_What is needed:_
Extract the listing in its entirety, keeping each line identical to the original.

[Extracted data entries]
[Begin]

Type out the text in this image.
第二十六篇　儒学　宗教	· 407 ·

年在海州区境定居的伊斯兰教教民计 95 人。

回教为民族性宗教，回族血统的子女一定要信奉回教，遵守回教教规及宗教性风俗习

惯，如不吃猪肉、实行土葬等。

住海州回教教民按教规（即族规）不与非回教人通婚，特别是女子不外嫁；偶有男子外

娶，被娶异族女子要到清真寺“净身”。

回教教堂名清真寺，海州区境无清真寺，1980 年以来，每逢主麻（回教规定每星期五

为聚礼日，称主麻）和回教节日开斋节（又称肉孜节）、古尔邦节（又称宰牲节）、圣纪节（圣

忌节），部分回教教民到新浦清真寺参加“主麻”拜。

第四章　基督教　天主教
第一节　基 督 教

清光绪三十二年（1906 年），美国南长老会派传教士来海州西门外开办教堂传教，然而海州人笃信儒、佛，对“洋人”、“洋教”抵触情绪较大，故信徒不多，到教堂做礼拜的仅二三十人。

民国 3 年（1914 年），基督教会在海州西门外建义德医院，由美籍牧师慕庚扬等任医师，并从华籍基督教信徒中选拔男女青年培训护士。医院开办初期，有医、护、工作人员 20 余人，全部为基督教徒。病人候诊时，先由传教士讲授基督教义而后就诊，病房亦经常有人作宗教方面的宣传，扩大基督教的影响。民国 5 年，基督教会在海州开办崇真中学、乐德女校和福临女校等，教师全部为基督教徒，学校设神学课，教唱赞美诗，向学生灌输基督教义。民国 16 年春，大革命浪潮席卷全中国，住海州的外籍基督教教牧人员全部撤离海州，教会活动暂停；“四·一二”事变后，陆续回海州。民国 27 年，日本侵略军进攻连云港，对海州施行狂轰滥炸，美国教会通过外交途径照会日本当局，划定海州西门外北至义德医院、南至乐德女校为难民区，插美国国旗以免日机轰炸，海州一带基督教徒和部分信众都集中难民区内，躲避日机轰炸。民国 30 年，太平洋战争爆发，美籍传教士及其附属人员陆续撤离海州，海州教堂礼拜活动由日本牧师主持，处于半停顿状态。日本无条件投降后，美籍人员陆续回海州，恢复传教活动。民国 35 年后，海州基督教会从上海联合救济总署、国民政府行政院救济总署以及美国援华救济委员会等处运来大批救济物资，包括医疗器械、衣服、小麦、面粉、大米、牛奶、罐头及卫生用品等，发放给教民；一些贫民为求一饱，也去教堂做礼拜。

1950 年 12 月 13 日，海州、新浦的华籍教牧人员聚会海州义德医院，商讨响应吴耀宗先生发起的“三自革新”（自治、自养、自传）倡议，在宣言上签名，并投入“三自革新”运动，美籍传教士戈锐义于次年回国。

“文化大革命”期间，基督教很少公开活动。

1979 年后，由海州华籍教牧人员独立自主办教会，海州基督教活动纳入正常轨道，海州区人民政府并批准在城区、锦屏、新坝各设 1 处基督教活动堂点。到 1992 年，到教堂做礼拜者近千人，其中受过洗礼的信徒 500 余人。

[End]

_Task answer:_
Type out the text in this image.
第二十六篇　儒学　宗教	· 407 ·

年在海州区境定居的伊斯兰教教民计 95 人。

回教为民族性宗教，回族血统的子女一定要信奉回教，遵守回教教规及宗教性风俗习

惯，如不吃猪肉、实行土葬等。

住海州回教教民按教规（即族规）不与非回教人通婚，特别是女子不外嫁；偶有男子外

娶，被娶异族女子要到清真寺“净身”。

回教教堂名清真寺，海州区境无清真寺，1980 年以来，每逢主麻（回教规定每星期五

为聚礼日，称主麻）和回教节日开斋节（又称肉孜节）、古尔邦节（又称宰牲节）、圣纪节（圣

忌节），部分回教教民到新浦清真寺参加“主麻”拜。

第四章　基督教　天主教
第一节　基 督 教

清光绪三十二年（1906 年），美国南长老会派传教士来海州西门外开办教堂传教，然而海州人笃信儒、佛，对“洋人”、“洋教”抵触情绪较大，故信徒不多，到教堂做礼拜的仅二三十人。

民国 3 年（1914 年），基督教会在海州西门外建义德医院，由美籍牧师慕庚扬等任医师，并从华籍基督教信徒中选拔男女青年培训护士。医院开办初期，有医、护、工作人员 20 余人，全部为基督教徒。病人候诊时，先由传教士讲授基督教义而后就诊，病房亦经常有人作宗教方面的宣传，扩大基督教的影响。民国 5 年，基督教会在海州开办崇真中学、乐德女校和福临女校等，教师全部为基督教徒，学校设神学课，教唱赞美诗，向学生灌输基督教义。民国 16 年春，大革命浪潮席卷全中国，住海州的外籍基督教教牧人员全部撤离海州，教会活动暂停；“四·一二”事变后，陆续回海州。民国 27 年，日本侵略军进攻连云港，对海州施行狂轰滥炸，美国教会通过外交途径照会日本当局，划定海州西门外北至义德医院、南至乐德女校为难民区，插美国国旗以免日机轰炸，海州一带基督教徒和部分信众都集中难民区内，躲避日机轰炸。民国 30 年，太平洋战争爆发，美籍传教士及其附属人员陆续撤离海州，海州教堂礼拜活动由日本牧师主持，处于半停顿状态。日本无条件投降后，美籍人员陆续回海州，恢复传教活动。民国 35 年后，海州基督教会从上海联合救济总署、国民政府行政院救济总署以及美国援华救济委员会等处运来大批救济物资，包括医疗器械、衣服、小麦、面粉、大米、牛奶、罐头及卫生用品等，发放给教民；一些贫民为求一饱，也去教堂做礼拜。

1950 年 12 月 13 日，海州、新浦的华籍教牧人员聚会海州义德医院，商讨响应吴耀宗先生发起的“三自革新”（自治、自养、自传）倡议，在宣言上签名，并投入“三自革新”运动，美籍传教士戈锐义于次年回国。

“文化大革命”期间，基督教很少公开活动。

1979 年后，由海州华籍教牧人员独立自主办教会，海州基督教活动纳入正常轨道，海州区人民政府并批准在城区、锦屏、新坝各设 1 处基督教活动堂点。到 1992 年，到教堂做礼拜者近千人，其中受过洗礼的信徒 500 余人。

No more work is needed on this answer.